(Structured figure records)
==*==

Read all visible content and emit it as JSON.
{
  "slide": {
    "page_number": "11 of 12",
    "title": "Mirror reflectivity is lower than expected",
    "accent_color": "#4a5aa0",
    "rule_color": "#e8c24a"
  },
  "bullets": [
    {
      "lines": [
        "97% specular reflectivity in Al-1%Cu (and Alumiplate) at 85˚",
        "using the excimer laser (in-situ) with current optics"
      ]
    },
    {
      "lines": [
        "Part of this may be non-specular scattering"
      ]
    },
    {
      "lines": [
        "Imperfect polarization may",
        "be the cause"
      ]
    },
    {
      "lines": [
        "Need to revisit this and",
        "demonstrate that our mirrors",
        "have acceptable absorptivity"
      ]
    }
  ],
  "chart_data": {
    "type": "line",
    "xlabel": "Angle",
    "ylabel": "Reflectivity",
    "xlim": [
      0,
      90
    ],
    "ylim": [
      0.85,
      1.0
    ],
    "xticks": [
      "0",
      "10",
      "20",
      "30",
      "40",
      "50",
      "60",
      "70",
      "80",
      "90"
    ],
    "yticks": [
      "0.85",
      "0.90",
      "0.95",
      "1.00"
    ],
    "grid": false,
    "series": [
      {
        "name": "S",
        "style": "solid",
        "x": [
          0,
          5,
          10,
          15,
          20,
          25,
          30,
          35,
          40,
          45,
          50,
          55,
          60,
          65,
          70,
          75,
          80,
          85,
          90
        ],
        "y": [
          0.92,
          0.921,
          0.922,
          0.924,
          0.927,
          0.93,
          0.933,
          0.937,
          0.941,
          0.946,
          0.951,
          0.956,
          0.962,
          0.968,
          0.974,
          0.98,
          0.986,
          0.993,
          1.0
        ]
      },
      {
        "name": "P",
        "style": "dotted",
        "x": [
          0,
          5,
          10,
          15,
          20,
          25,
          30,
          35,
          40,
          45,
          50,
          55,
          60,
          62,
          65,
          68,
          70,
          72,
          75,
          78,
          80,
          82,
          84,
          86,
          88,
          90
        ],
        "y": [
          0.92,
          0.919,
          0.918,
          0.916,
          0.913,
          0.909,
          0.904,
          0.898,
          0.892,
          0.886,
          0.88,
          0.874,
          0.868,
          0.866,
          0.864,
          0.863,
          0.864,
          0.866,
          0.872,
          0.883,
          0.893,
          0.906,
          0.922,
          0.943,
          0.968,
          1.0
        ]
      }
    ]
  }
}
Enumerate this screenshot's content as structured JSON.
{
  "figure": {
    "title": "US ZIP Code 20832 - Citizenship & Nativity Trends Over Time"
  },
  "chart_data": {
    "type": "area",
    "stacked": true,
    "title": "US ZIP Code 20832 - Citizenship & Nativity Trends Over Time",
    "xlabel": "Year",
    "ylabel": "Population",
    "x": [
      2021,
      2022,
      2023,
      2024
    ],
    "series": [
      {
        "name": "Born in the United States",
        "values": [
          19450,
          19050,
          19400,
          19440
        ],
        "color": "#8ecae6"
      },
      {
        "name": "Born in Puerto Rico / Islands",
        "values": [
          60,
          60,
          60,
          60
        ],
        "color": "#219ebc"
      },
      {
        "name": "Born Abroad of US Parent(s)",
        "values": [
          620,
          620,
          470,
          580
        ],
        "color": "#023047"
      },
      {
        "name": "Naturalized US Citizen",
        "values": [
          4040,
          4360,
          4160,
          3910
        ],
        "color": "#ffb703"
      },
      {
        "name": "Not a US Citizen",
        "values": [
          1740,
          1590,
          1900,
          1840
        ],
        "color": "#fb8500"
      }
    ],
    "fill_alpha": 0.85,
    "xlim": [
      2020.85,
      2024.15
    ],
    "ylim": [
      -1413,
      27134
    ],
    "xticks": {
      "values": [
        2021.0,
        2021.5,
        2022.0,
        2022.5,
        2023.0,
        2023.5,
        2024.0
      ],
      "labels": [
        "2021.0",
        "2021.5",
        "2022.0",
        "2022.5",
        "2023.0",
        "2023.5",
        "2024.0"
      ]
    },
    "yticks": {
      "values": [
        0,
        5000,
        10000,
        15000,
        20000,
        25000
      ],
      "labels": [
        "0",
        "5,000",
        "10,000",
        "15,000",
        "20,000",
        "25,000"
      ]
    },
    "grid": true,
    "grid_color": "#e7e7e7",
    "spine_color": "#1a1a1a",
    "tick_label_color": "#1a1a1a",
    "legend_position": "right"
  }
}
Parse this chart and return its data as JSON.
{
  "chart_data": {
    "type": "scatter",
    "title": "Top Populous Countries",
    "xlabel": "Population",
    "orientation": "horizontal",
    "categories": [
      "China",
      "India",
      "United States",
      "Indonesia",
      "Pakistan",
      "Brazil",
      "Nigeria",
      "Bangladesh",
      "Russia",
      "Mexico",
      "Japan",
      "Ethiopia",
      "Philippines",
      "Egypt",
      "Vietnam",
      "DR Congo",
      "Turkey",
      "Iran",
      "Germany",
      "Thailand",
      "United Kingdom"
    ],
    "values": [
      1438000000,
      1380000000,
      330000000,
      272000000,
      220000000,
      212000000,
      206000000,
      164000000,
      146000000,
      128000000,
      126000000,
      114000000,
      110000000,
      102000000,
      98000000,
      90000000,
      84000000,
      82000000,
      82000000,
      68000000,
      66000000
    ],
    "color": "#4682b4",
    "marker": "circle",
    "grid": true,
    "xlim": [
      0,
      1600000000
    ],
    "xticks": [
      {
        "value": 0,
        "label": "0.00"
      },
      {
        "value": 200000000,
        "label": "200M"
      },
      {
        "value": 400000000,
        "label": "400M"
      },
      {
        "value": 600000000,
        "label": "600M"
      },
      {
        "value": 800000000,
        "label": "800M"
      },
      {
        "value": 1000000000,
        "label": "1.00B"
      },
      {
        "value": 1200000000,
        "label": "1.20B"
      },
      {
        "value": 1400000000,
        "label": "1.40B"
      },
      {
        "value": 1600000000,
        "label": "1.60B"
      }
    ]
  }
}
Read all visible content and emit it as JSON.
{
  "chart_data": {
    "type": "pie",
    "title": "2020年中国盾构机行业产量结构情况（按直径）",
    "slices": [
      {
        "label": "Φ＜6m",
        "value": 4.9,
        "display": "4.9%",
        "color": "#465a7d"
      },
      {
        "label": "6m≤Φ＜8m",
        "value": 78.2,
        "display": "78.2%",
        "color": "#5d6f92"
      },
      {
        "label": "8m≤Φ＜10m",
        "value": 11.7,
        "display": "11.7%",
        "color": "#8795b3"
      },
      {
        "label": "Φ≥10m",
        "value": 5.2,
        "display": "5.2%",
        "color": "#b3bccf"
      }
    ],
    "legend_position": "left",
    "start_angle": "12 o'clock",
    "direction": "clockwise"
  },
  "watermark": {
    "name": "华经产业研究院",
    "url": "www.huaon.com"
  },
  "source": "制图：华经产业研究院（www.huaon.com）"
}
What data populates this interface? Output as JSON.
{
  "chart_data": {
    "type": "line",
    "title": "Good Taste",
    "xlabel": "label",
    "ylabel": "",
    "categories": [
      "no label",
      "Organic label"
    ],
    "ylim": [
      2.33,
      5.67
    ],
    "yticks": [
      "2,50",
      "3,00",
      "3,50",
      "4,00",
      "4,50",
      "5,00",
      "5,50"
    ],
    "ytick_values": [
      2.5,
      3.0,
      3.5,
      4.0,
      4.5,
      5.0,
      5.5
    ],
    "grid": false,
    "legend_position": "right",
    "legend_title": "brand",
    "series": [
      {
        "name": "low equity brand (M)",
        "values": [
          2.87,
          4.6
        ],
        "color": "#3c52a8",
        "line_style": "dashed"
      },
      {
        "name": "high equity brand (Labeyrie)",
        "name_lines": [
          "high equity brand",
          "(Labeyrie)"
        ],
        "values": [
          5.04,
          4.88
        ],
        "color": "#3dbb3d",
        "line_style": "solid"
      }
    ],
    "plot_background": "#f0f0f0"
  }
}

==*==

Which lines hold the word "specular"? Copy all of them.

        "97% specular reflectivity in Al-1%Cu (and Alumiplate) at 85˚",
        "Part of this may be non-specular scattering"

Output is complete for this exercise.